• _Task description_
Using the data below, gather each line that includes the word "Computer".

• _Data in this exercise_

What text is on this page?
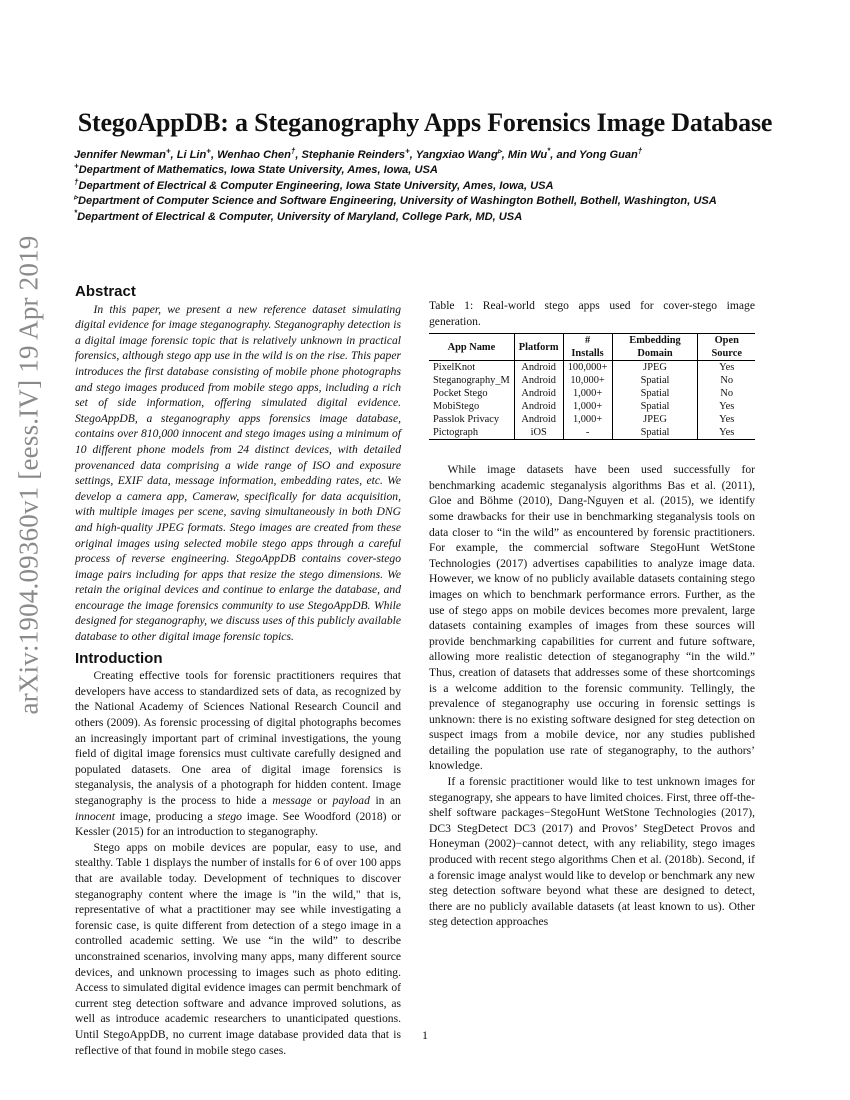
arXiv:1904.09360v1 [eess.IV] 19 Apr 2019
StegoAppDB: a Steganography Apps Forensics Image Database
Jennifer Newman+, Li Lin+, Wenhao Chen†, Stephanie Reinders+, Yangxiao Wang▹, Min Wu*, and Yong Guan†
+Department of Mathematics, Iowa State University, Ames, Iowa, USA
†Department of Electrical & Computer Engineering, Iowa State University, Ames, Iowa, USA
▹Department of Computer Science and Software Engineering, University of Washington Bothell, Bothell, Washington, USA
*Department of Electrical & Computer, University of Maryland, College Park, MD, USA
Abstract

In this paper, we present a new reference dataset simulating digital evidence for image steganography. Steganography detection is a digital image forensic topic that is relatively unknown in practical forensics, although stego app use in the wild is on the rise. This paper introduces the first database consisting of mobile phone photographs and stego images produced from mobile stego apps, including a rich set of side information, offering simulated digital evidence. StegoAppDB, a steganography apps forensics image database, contains over 810,000 innocent and stego images using a minimum of 10 different phone models from 24 distinct devices, with detailed provenanced data comprising a wide range of ISO and exposure settings, EXIF data, message information, embedding rates, etc. We develop a camera app, Cameraw, specifically for data acquisition, with multiple images per scene, saving simultaneously in both DNG and high-quality JPEG formats. Stego images are created from these original images using selected mobile stego apps through a careful process of reverse engineering. StegoAppDB contains cover-stego image pairs including for apps that resize the stego dimensions. We retain the original devices and continue to enlarge the database, and encourage the image forensics community to use StegoAppDB. While designed for steganography, we discuss uses of this publicly available database to other digital image forensic topics.

Introduction

Creating effective tools for forensic practitioners requires that developers have access to standardized sets of data, as recognized by the National Academy of Sciences National Research Council and others (2009). As forensic processing of digital photographs becomes an increasingly important part of criminal investigations, the young field of digital image forensics must cultivate carefully designed and populated datasets. One area of digital image forensics is steganalysis, the analysis of a photograph for hidden content. Image steganography is the process to hide a message or payload in an innocent image, producing a stego image. See Woodford (2018) or Kessler (2015) for an introduction to steganography.

Stego apps on mobile devices are popular, easy to use, and stealthy. Table 1 displays the number of installs for 6 of over 100 apps that are available today. Development of techniques to discover steganography content where the image is "in the wild," that is, representative of what a practitioner may see while investigating a forensic case, is quite different from detection of a stego image in a controlled academic setting. We use “in the wild” to describe unconstrained scenarios, involving many apps, many different source devices, and unknown processing to images such as photo editing. Access to simulated digital evidence images can permit benchmark of current steg detection software and advance improved solutions, as well as introduce academic researchers to unanticipated questions. Until StegoAppDB, no current image database provided data that is reflective of that found in mobile stego cases.

Table 1: Real-world stego apps used for cover-stego image generation.

App Name	Platform	# Installs	Embedding Domain	Open Source
PixelKnot	Android	100,000+	JPEG	Yes
Steganography_M	Android	10,000+	Spatial	No
Pocket Stego	Android	1,000+	Spatial	No
MobiStego	Android	1,000+	Spatial	Yes
Passlok Privacy	Android	1,000+	JPEG	Yes
Pictograph	iOS	-	Spatial	Yes

While image datasets have been used successfully for benchmarking academic steganalysis algorithms Bas et al. (2011), Gloe and Böhme (2010), Dang-Nguyen et al. (2015), we identify some drawbacks for their use in benchmarking steganalysis tools on data closer to “in the wild” as encountered by forensic practitioners. For example, the commercial software StegoHunt WetStone Technologies (2017) advertises capabilities to analyze image data. However, we know of no publicly available datasets containing stego images on which to benchmark performance errors. Further, as the use of stego apps on mobile devices becomes more prevalent, large datasets containing examples of images from these sources will provide benchmarking capabilities for current and future software, allowing more realistic detection of steganography “in the wild.” Thus, creation of datasets that addresses some of these shortcomings is a welcome addition to the forensic community. Tellingly, the prevalence of steganography use occuring in forensic settings is unknown: there is no existing software designed for steg detection on suspect imags from a mobile device, nor any studies published detailing the population use rate of steganography, to the authors’ knowledge.

If a forensic practitioner would like to test unknown images for steganograpy, she appears to have limited choices. First, three off-the-shelf software packages−StegoHunt WetStone Technologies (2017), DC3 StegDetect DC3 (2017) and Provos’ StegDetect Provos and Honeyman (2002)−cannot detect, with any reliability, stego images produced with recent stego algorithms Chen et al. (2018b). Second, if a forensic image analyst would like to develop or benchmark any new steg detection software beyond what these are designed to detect, there are no publicly available datasets (at least known to us). Other steg detection approaches

1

• _Response_
†Department of Electrical & Computer Engineering, Iowa State University, Ames, Iowa, USA
▹Department of Computer Science and Software Engineering, University of Washington Bothell, Bothell, Washington, USA
*Department of Electrical & Computer, University of Maryland, College Park, MD, USA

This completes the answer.